Copy every line of the records below word for word, and leave the picture out of your copy.

# # #

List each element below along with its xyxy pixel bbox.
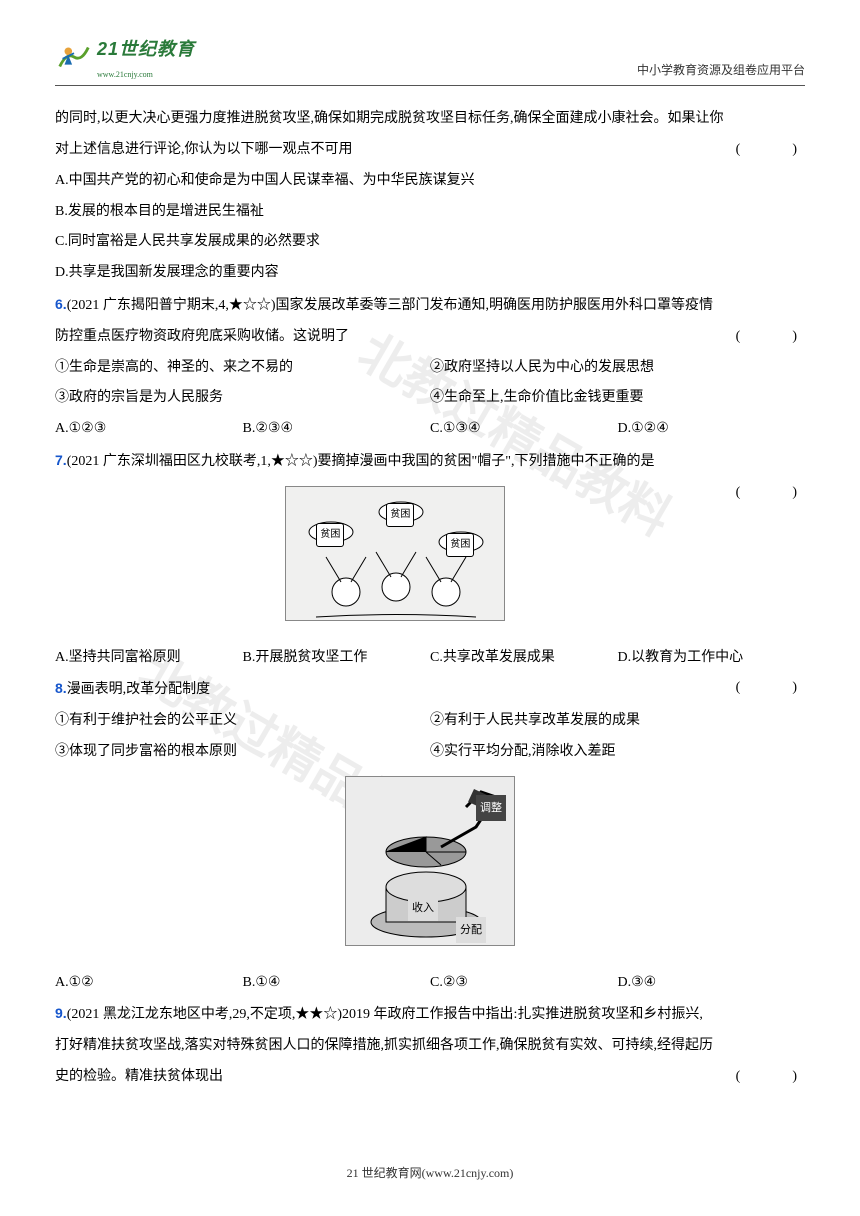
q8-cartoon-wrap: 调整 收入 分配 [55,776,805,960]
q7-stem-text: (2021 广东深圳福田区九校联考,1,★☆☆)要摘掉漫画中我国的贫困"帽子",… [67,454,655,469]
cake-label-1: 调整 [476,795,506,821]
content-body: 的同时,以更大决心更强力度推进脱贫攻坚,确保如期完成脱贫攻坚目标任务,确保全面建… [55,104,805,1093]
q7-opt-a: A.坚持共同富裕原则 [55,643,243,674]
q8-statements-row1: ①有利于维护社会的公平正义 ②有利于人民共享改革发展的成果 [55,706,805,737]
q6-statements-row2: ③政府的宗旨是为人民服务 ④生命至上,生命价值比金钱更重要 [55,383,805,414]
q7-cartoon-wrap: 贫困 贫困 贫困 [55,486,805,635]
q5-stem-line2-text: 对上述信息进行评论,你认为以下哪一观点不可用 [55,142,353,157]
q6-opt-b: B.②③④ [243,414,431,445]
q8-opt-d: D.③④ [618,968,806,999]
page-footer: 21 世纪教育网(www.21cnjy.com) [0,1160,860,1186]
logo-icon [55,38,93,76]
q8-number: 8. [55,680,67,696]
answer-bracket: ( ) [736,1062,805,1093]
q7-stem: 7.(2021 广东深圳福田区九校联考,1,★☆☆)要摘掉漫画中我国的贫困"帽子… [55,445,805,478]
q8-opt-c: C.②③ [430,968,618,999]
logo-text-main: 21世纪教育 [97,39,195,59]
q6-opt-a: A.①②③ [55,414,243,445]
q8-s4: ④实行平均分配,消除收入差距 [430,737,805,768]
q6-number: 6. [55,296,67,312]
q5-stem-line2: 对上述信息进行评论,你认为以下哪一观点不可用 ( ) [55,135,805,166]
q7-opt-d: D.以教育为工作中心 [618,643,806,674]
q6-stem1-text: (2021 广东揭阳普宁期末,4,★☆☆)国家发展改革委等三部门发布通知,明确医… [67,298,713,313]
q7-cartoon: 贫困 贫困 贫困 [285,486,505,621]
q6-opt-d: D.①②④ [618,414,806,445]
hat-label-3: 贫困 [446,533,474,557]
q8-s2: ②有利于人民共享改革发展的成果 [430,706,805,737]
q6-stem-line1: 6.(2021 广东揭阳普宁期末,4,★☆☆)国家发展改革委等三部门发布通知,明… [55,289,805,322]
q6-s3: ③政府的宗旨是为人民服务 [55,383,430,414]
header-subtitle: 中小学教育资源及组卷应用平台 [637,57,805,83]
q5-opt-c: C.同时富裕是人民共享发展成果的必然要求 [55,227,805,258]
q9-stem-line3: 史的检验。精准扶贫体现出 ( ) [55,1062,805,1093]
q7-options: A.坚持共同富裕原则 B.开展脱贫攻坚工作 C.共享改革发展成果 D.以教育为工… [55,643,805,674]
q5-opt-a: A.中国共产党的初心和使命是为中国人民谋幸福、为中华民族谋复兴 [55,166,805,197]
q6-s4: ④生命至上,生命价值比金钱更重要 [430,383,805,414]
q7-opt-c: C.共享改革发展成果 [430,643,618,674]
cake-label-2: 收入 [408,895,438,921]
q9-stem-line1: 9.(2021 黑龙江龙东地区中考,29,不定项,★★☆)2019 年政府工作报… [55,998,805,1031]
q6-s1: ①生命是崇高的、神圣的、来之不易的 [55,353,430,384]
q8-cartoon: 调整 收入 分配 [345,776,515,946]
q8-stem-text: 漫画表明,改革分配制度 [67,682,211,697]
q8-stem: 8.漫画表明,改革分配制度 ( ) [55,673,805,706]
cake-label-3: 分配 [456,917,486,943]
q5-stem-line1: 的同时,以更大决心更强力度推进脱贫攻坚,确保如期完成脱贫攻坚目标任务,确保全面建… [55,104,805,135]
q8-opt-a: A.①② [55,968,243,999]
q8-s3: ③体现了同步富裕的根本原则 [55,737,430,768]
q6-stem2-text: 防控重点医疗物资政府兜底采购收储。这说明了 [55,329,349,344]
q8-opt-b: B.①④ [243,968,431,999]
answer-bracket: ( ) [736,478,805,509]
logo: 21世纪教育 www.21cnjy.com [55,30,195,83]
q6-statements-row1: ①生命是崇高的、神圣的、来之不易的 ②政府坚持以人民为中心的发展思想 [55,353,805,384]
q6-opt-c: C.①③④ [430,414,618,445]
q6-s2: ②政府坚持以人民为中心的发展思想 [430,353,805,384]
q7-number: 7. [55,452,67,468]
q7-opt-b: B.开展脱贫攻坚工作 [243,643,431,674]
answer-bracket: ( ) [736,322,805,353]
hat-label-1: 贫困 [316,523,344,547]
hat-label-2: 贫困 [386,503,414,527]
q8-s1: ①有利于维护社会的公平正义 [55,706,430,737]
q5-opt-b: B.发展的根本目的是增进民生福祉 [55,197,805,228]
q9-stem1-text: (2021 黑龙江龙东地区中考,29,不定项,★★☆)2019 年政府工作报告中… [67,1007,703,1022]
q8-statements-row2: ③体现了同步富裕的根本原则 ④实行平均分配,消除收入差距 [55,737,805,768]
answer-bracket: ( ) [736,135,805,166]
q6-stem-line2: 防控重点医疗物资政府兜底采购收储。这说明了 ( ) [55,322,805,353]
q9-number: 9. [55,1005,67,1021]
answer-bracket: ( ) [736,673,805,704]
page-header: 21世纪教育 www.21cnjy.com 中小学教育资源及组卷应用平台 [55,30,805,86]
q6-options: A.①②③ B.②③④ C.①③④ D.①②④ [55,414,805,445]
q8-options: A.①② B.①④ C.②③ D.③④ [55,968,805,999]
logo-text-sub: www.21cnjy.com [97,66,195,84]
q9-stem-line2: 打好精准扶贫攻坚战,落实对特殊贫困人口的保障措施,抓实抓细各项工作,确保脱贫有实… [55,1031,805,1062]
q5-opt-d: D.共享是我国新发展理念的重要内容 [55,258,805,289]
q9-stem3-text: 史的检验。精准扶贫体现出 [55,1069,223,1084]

# # #

→ Task result
List each element below along with its xyxy pixel bbox.
q8-cartoon-wrap: 调整 收入 分配 [55,776,805,960]
q7-stem-text: (2021 广东深圳福田区九校联考,1,★☆☆)要摘掉漫画中我国的贫困"帽子",… [67,454,655,469]
cake-label-1: 调整 [476,795,506,821]
content-body: 的同时,以更大决心更强力度推进脱贫攻坚,确保如期完成脱贫攻坚目标任务,确保全面建… [55,104,805,1093]
q7-opt-a: A.坚持共同富裕原则 [55,643,243,674]
q8-statements-row1: ①有利于维护社会的公平正义 ②有利于人民共享改革发展的成果 [55,706,805,737]
q6-statements-row2: ③政府的宗旨是为人民服务 ④生命至上,生命价值比金钱更重要 [55,383,805,414]
q7-cartoon-wrap: 贫困 贫困 贫困 [55,486,805,635]
q5-stem-line2-text: 对上述信息进行评论,你认为以下哪一观点不可用 [55,142,353,157]
q6-opt-b: B.②③④ [243,414,431,445]
q8-opt-d: D.③④ [618,968,806,999]
page-footer: 21 世纪教育网(www.21cnjy.com) [0,1160,860,1186]
logo-icon [55,38,93,76]
q8-number: 8. [55,680,67,696]
answer-bracket: ( ) [736,1062,805,1093]
q7-stem: 7.(2021 广东深圳福田区九校联考,1,★☆☆)要摘掉漫画中我国的贫困"帽子… [55,445,805,478]
q8-opt-c: C.②③ [430,968,618,999]
logo-text-main: 21世纪教育 [97,39,195,59]
q6-opt-a: A.①②③ [55,414,243,445]
q8-s4: ④实行平均分配,消除收入差距 [430,737,805,768]
q6-number: 6. [55,296,67,312]
q5-stem-line2: 对上述信息进行评论,你认为以下哪一观点不可用 ( ) [55,135,805,166]
q7-opt-d: D.以教育为工作中心 [618,643,806,674]
q6-stem1-text: (2021 广东揭阳普宁期末,4,★☆☆)国家发展改革委等三部门发布通知,明确医… [67,298,713,313]
q7-cartoon: 贫困 贫困 贫困 [285,486,505,621]
q6-opt-d: D.①②④ [618,414,806,445]
hat-label-3: 贫困 [446,533,474,557]
q8-s2: ②有利于人民共享改革发展的成果 [430,706,805,737]
q6-stem-line1: 6.(2021 广东揭阳普宁期末,4,★☆☆)国家发展改革委等三部门发布通知,明… [55,289,805,322]
q6-s3: ③政府的宗旨是为人民服务 [55,383,430,414]
header-subtitle: 中小学教育资源及组卷应用平台 [637,57,805,83]
q5-opt-c: C.同时富裕是人民共享发展成果的必然要求 [55,227,805,258]
q9-stem-line3: 史的检验。精准扶贫体现出 ( ) [55,1062,805,1093]
q7-options: A.坚持共同富裕原则 B.开展脱贫攻坚工作 C.共享改革发展成果 D.以教育为工… [55,643,805,674]
q5-opt-a: A.中国共产党的初心和使命是为中国人民谋幸福、为中华民族谋复兴 [55,166,805,197]
q6-s4: ④生命至上,生命价值比金钱更重要 [430,383,805,414]
q7-opt-c: C.共享改革发展成果 [430,643,618,674]
cake-label-2: 收入 [408,895,438,921]
q9-stem-line1: 9.(2021 黑龙江龙东地区中考,29,不定项,★★☆)2019 年政府工作报… [55,998,805,1031]
q6-s1: ①生命是崇高的、神圣的、来之不易的 [55,353,430,384]
q8-cartoon: 调整 收入 分配 [345,776,515,946]
q8-stem-text: 漫画表明,改革分配制度 [67,682,211,697]
q8-stem: 8.漫画表明,改革分配制度 ( ) [55,673,805,706]
cake-label-3: 分配 [456,917,486,943]
q5-stem-line1: 的同时,以更大决心更强力度推进脱贫攻坚,确保如期完成脱贫攻坚目标任务,确保全面建… [55,104,805,135]
q8-opt-a: A.①② [55,968,243,999]
q8-s3: ③体现了同步富裕的根本原则 [55,737,430,768]
q6-stem2-text: 防控重点医疗物资政府兜底采购收储。这说明了 [55,329,349,344]
q8-opt-b: B.①④ [243,968,431,999]
answer-bracket: ( ) [736,478,805,509]
logo: 21世纪教育 www.21cnjy.com [55,30,195,83]
q6-statements-row1: ①生命是崇高的、神圣的、来之不易的 ②政府坚持以人民为中心的发展思想 [55,353,805,384]
q6-opt-c: C.①③④ [430,414,618,445]
q6-s2: ②政府坚持以人民为中心的发展思想 [430,353,805,384]
q7-number: 7. [55,452,67,468]
q7-opt-b: B.开展脱贫攻坚工作 [243,643,431,674]
answer-bracket: ( ) [736,322,805,353]
hat-label-1: 贫困 [316,523,344,547]
hat-label-2: 贫困 [386,503,414,527]
q8-s1: ①有利于维护社会的公平正义 [55,706,430,737]
q5-opt-b: B.发展的根本目的是增进民生福祉 [55,197,805,228]
q9-stem1-text: (2021 黑龙江龙东地区中考,29,不定项,★★☆)2019 年政府工作报告中… [67,1007,703,1022]
q8-statements-row2: ③体现了同步富裕的根本原则 ④实行平均分配,消除收入差距 [55,737,805,768]
answer-bracket: ( ) [736,135,805,166]
q6-stem-line2: 防控重点医疗物资政府兜底采购收储。这说明了 ( ) [55,322,805,353]
q9-number: 9. [55,1005,67,1021]
answer-bracket: ( ) [736,673,805,704]
page-header: 21世纪教育 www.21cnjy.com 中小学教育资源及组卷应用平台 [55,30,805,86]
q6-options: A.①②③ B.②③④ C.①③④ D.①②④ [55,414,805,445]
q8-options: A.①② B.①④ C.②③ D.③④ [55,968,805,999]
logo-text-sub: www.21cnjy.com [97,66,195,84]
q9-stem-line2: 打好精准扶贫攻坚战,落实对特殊贫困人口的保障措施,抓实抓细各项工作,确保脱贫有实… [55,1031,805,1062]
q5-opt-d: D.共享是我国新发展理念的重要内容 [55,258,805,289]
q9-stem3-text: 史的检验。精准扶贫体现出 [55,1069,223,1084]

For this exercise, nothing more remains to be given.